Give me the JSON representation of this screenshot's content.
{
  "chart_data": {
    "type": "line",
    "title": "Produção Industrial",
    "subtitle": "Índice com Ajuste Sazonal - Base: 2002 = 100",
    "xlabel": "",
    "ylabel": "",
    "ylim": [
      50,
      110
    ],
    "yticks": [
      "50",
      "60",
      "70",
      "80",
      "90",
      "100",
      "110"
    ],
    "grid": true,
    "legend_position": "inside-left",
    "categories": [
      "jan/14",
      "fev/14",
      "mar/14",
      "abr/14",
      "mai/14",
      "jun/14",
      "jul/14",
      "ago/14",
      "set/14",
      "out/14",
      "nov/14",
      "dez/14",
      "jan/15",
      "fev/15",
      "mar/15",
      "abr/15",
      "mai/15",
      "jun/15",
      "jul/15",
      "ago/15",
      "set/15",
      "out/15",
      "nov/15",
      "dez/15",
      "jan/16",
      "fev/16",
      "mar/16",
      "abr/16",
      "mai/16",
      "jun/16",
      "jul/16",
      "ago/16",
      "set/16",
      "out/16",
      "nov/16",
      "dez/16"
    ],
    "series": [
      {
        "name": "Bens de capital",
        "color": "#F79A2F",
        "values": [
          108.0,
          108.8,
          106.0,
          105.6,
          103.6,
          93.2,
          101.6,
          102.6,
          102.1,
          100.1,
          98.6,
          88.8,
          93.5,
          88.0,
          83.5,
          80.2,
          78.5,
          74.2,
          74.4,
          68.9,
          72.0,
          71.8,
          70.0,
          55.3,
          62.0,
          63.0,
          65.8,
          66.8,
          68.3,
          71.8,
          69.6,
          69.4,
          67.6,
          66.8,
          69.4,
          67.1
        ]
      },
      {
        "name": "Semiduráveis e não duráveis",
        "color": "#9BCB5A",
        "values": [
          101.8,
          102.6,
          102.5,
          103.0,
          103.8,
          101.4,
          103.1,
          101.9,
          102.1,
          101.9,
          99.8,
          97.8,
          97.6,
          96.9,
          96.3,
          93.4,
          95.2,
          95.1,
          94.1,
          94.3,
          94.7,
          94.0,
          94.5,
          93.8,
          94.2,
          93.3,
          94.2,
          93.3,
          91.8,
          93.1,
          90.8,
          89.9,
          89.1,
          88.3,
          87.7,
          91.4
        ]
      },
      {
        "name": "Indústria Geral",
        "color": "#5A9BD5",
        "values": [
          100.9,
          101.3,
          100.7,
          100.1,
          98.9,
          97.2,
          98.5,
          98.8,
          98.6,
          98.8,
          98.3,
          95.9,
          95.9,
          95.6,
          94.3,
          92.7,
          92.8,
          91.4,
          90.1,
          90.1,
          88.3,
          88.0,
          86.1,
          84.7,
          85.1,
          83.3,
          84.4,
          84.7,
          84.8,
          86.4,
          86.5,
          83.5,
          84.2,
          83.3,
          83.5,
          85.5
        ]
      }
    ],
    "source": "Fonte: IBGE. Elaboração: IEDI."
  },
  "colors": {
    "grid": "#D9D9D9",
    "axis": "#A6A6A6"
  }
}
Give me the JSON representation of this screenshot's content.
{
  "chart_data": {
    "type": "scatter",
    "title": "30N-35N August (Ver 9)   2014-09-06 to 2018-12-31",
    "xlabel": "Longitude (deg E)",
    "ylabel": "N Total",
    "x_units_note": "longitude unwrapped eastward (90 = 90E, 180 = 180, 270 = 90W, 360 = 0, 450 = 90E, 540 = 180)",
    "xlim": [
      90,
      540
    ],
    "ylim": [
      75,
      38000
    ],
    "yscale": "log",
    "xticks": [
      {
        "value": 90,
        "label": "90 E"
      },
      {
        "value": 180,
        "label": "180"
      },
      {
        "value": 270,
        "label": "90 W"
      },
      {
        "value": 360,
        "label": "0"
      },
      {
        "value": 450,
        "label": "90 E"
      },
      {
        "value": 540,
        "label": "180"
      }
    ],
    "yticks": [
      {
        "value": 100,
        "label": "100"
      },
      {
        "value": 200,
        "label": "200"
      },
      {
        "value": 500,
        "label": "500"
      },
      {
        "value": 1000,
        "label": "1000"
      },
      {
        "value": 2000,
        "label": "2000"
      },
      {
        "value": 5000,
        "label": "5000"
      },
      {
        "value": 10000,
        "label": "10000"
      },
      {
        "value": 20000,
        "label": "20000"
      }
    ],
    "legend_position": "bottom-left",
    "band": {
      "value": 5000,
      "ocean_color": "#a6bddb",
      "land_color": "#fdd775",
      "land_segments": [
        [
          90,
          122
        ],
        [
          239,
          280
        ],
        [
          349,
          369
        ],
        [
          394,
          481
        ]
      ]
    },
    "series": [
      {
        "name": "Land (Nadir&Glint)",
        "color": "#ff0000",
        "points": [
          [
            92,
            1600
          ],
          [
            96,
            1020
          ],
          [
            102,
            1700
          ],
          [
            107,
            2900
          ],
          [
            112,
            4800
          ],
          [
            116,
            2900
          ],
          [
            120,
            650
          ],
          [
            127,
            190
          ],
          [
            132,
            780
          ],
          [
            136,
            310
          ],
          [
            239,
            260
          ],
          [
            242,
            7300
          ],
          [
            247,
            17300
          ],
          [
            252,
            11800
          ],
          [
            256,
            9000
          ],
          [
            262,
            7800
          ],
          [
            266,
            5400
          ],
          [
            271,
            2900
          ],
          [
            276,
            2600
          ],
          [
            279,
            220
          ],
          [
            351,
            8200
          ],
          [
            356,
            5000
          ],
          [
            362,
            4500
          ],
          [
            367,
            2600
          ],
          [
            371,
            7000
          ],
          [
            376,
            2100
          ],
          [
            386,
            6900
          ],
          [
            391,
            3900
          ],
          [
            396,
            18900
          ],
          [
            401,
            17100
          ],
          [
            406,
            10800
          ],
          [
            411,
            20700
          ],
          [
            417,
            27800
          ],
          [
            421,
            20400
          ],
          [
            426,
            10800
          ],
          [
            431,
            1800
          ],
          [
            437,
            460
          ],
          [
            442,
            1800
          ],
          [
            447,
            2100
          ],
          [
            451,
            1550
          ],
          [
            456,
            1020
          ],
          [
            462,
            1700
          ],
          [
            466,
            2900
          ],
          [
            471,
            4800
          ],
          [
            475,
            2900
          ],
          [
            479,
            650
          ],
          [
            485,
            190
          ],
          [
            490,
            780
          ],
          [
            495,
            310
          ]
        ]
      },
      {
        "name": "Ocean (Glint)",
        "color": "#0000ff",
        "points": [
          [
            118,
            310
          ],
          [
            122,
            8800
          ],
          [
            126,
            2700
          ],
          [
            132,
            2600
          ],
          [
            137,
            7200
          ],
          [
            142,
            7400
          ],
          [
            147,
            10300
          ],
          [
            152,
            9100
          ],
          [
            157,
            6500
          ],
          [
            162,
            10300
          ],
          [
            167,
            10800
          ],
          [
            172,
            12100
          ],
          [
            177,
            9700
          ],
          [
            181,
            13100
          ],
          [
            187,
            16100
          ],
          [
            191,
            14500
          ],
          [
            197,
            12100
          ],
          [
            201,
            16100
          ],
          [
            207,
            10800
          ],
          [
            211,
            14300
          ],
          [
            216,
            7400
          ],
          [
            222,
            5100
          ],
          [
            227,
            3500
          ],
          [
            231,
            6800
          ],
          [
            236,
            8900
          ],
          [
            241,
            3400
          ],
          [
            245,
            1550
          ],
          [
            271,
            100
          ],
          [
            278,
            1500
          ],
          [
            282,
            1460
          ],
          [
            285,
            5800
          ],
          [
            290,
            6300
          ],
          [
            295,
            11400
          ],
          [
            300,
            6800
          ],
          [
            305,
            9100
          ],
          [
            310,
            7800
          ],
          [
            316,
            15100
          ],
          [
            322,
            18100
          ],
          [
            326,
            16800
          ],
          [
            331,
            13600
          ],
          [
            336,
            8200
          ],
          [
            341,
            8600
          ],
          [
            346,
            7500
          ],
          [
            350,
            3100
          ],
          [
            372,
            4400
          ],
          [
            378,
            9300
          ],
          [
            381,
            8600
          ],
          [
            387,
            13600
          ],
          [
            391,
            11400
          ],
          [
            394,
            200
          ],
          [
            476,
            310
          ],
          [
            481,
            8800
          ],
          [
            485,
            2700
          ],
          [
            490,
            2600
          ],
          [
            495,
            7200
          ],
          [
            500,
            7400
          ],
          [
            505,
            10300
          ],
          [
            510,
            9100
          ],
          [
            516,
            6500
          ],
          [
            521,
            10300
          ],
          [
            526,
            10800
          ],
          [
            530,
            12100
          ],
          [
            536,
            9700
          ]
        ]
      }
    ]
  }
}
---------------
DESCRIPTION OF THE TASK:
Within the records above, how many lines include the word "Glint"? State the number by itself.

TASK OUTPUT:
2